_SHORT PROBLEM_
State how many lines contain the string "Diafragma", and write nothing else.

_DATA LINES_
■ ■ ■

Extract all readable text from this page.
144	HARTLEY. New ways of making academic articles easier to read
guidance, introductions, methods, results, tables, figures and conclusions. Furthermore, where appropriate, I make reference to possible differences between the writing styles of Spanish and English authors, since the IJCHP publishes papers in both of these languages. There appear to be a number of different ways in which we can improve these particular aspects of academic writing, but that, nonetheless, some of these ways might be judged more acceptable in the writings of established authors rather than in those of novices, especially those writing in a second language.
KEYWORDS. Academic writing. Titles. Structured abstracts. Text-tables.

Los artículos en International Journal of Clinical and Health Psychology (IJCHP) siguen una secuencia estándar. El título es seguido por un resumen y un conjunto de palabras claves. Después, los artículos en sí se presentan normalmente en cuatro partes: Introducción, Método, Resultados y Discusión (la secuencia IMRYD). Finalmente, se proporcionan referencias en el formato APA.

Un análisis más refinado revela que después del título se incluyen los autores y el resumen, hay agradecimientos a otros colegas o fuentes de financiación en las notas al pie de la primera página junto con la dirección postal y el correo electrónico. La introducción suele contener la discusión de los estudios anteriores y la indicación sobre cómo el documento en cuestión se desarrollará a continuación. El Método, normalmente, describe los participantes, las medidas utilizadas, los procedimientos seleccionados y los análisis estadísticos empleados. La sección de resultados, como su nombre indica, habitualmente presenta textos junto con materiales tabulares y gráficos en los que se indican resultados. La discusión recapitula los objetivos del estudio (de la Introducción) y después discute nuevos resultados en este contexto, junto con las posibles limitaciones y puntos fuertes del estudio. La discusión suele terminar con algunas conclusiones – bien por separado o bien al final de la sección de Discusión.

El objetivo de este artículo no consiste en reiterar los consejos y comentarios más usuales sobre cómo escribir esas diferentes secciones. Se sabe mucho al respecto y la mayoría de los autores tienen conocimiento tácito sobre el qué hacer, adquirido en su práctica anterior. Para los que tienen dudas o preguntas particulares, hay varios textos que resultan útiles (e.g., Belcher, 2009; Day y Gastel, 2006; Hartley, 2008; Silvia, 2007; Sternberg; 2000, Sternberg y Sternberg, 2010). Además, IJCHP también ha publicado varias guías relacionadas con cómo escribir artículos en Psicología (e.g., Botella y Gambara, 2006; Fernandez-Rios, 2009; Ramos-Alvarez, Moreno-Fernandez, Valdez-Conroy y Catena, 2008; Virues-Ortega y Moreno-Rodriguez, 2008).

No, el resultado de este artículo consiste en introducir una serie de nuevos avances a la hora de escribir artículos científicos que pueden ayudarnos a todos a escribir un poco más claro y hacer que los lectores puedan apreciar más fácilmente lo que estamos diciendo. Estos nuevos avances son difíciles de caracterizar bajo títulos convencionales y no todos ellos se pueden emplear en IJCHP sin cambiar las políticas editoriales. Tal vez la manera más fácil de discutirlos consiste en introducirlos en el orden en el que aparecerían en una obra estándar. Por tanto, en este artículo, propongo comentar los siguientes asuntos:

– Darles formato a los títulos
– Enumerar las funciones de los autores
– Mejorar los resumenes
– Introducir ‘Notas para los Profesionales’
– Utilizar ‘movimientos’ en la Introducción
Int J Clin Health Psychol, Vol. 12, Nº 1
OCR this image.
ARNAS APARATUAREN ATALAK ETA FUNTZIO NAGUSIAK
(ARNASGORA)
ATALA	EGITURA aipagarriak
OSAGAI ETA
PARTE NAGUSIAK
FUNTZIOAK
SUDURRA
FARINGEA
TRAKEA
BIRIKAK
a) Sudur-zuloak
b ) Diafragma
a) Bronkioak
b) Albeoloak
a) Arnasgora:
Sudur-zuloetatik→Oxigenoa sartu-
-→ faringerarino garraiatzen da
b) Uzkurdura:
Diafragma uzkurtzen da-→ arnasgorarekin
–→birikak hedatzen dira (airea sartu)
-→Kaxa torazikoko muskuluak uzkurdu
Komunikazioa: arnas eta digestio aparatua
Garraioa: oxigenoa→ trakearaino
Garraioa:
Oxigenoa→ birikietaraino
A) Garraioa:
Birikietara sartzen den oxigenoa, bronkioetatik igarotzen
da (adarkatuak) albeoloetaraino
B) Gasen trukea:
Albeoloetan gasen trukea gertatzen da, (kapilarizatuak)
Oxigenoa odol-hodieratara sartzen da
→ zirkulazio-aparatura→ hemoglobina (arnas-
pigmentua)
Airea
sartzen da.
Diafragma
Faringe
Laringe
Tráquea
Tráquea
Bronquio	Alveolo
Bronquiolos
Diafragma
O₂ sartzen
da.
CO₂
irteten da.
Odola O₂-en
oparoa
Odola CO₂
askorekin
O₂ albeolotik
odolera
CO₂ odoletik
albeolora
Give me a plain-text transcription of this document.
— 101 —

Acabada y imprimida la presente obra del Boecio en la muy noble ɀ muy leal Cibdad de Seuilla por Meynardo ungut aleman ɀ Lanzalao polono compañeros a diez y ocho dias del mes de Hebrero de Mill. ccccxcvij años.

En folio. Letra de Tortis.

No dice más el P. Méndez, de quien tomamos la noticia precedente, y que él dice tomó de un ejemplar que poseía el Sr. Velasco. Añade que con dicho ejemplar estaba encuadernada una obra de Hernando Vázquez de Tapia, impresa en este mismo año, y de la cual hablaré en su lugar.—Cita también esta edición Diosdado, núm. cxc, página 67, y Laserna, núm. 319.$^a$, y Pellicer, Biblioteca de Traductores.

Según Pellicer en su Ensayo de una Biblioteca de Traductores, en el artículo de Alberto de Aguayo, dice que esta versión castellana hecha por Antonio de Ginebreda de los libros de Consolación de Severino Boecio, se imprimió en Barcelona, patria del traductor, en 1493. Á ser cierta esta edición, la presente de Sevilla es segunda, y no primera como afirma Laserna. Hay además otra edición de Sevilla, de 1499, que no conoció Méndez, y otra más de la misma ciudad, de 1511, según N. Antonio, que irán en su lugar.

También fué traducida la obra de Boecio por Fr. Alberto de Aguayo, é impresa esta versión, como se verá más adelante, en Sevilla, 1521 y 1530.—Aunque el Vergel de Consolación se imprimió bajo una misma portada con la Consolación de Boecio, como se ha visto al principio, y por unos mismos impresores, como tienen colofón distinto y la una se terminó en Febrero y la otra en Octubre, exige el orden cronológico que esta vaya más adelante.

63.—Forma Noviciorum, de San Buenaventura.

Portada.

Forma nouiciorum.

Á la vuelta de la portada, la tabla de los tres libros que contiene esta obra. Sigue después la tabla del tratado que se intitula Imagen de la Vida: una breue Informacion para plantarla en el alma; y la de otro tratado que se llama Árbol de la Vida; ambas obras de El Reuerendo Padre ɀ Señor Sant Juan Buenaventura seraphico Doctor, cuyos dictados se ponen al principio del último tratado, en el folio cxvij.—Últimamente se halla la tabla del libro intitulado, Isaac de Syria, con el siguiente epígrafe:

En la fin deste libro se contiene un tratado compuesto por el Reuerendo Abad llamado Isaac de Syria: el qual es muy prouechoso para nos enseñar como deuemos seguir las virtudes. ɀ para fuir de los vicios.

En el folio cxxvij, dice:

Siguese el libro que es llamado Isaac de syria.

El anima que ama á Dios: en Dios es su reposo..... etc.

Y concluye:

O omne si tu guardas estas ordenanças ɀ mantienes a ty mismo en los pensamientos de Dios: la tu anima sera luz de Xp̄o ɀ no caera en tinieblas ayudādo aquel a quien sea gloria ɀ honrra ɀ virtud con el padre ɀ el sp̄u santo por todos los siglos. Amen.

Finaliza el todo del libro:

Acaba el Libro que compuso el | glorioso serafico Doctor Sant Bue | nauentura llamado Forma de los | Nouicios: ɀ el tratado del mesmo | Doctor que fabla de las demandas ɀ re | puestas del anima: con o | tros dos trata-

■ ■ ■

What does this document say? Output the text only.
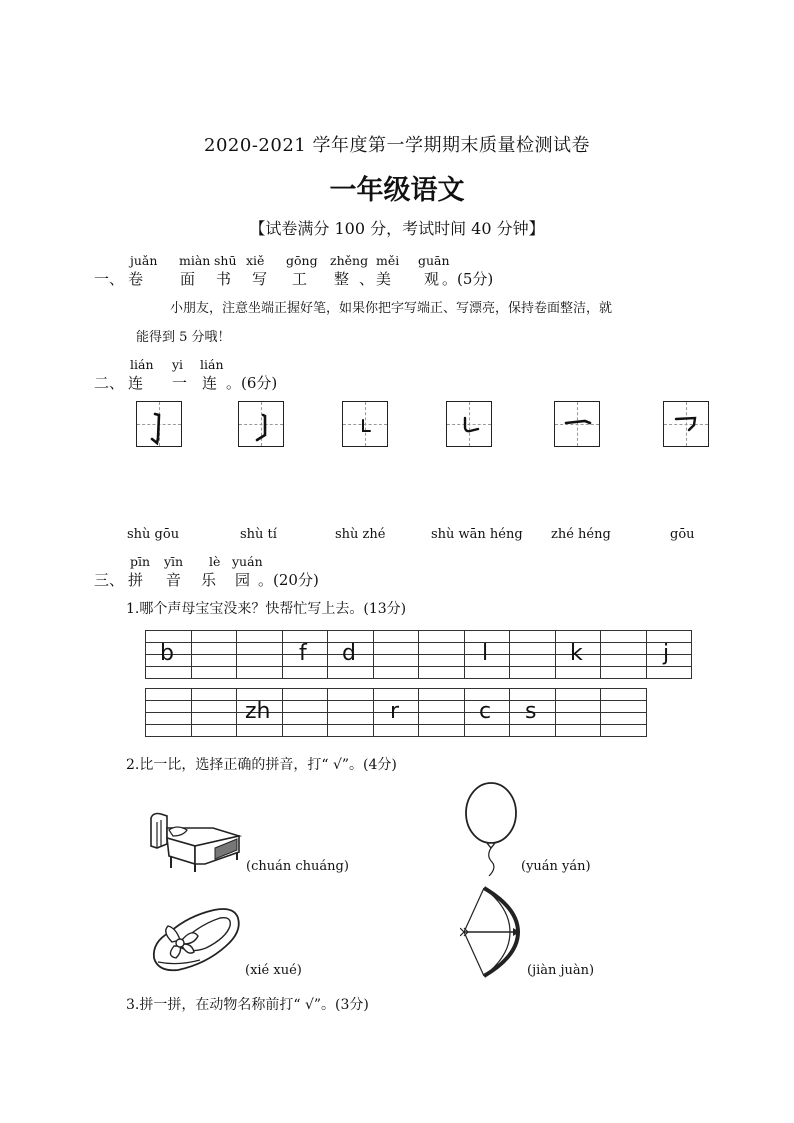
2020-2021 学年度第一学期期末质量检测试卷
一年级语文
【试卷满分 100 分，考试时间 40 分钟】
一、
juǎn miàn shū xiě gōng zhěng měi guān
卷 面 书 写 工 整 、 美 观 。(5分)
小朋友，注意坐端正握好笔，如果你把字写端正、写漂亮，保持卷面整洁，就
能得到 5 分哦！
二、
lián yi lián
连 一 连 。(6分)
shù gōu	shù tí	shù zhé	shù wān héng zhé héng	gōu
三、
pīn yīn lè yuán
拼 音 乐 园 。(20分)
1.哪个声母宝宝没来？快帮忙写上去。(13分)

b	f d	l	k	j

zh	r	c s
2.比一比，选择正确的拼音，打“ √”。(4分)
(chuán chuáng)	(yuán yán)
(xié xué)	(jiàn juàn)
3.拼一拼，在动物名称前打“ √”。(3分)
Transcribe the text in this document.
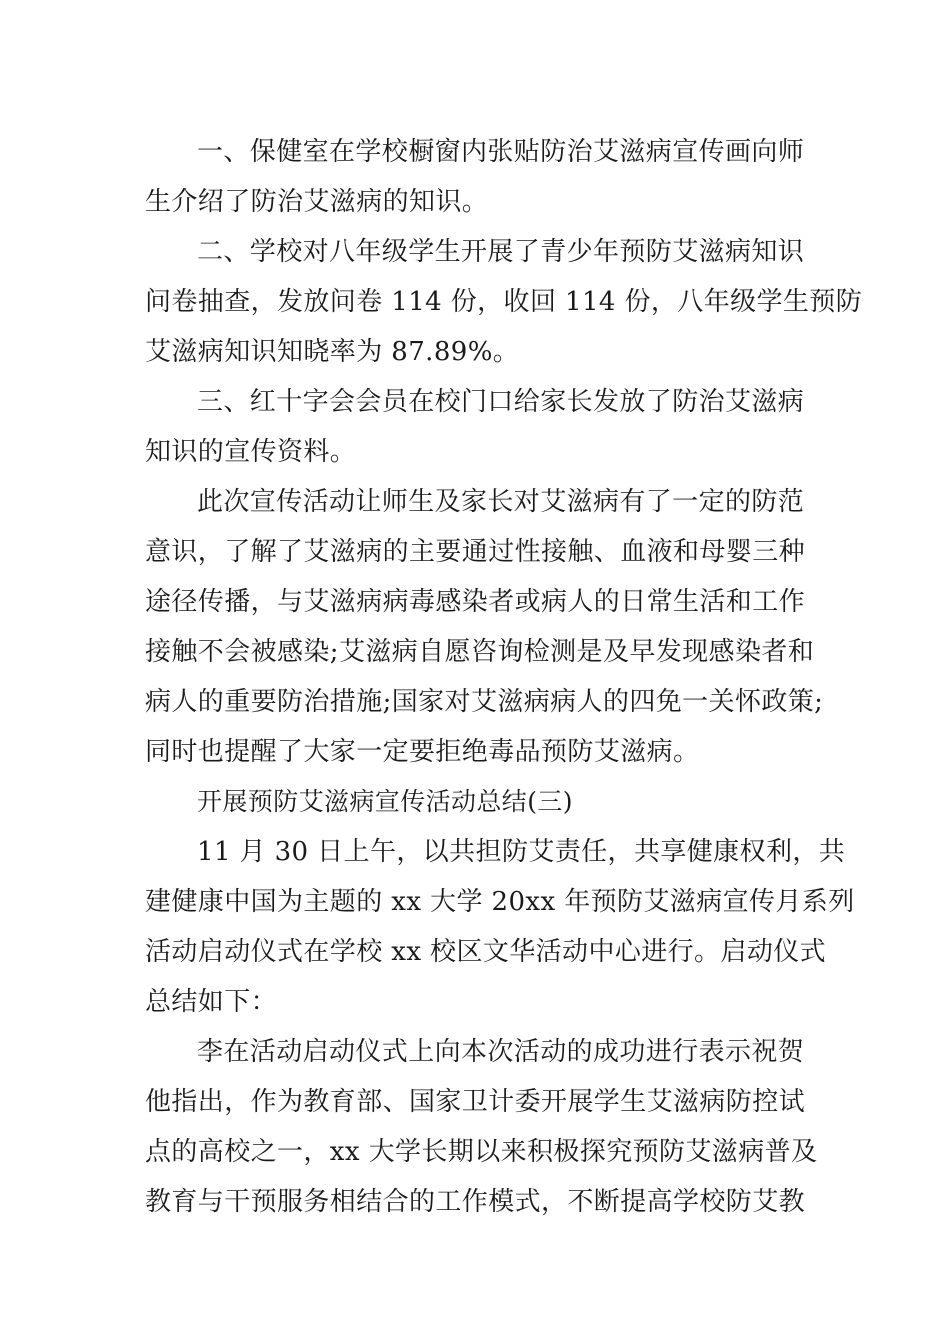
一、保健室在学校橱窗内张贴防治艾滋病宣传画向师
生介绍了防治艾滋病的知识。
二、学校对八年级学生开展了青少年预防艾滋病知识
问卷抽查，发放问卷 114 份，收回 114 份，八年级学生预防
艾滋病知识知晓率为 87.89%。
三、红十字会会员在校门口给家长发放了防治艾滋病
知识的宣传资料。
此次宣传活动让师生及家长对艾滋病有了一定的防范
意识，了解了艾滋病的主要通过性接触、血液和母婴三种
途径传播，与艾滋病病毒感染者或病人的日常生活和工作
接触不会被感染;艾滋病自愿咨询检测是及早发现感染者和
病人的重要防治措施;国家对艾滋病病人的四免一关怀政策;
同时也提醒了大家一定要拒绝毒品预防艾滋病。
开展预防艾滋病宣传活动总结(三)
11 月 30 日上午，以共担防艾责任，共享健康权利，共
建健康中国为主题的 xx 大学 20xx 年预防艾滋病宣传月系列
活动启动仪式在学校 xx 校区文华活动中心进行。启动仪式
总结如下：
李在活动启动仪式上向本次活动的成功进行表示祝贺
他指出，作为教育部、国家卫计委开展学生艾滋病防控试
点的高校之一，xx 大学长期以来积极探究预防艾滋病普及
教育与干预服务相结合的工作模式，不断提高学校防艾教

■ ■ ■

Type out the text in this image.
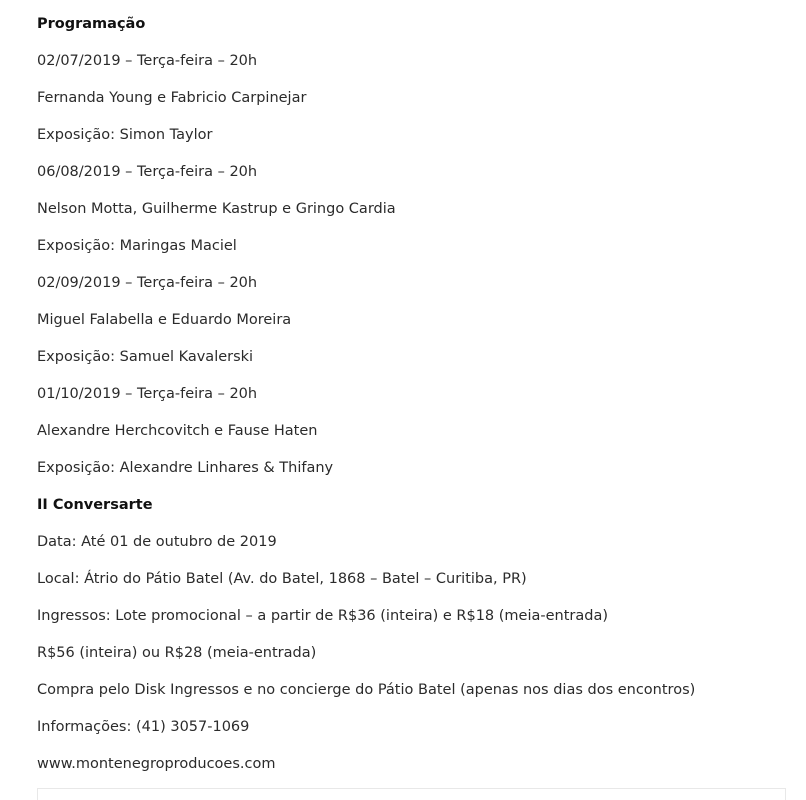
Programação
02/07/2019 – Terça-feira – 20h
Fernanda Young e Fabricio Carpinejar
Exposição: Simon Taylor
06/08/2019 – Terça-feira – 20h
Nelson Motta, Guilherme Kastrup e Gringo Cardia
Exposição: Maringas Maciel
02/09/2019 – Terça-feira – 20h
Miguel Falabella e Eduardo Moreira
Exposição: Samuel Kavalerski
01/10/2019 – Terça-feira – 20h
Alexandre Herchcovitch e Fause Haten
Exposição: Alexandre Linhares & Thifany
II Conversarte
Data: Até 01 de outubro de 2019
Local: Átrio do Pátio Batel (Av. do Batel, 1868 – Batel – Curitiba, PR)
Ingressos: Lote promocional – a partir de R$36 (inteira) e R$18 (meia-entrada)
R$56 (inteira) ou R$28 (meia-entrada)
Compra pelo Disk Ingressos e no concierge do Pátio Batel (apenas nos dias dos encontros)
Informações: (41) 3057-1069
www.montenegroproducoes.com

■ ■ ■

_OUTPUT BELOW_
4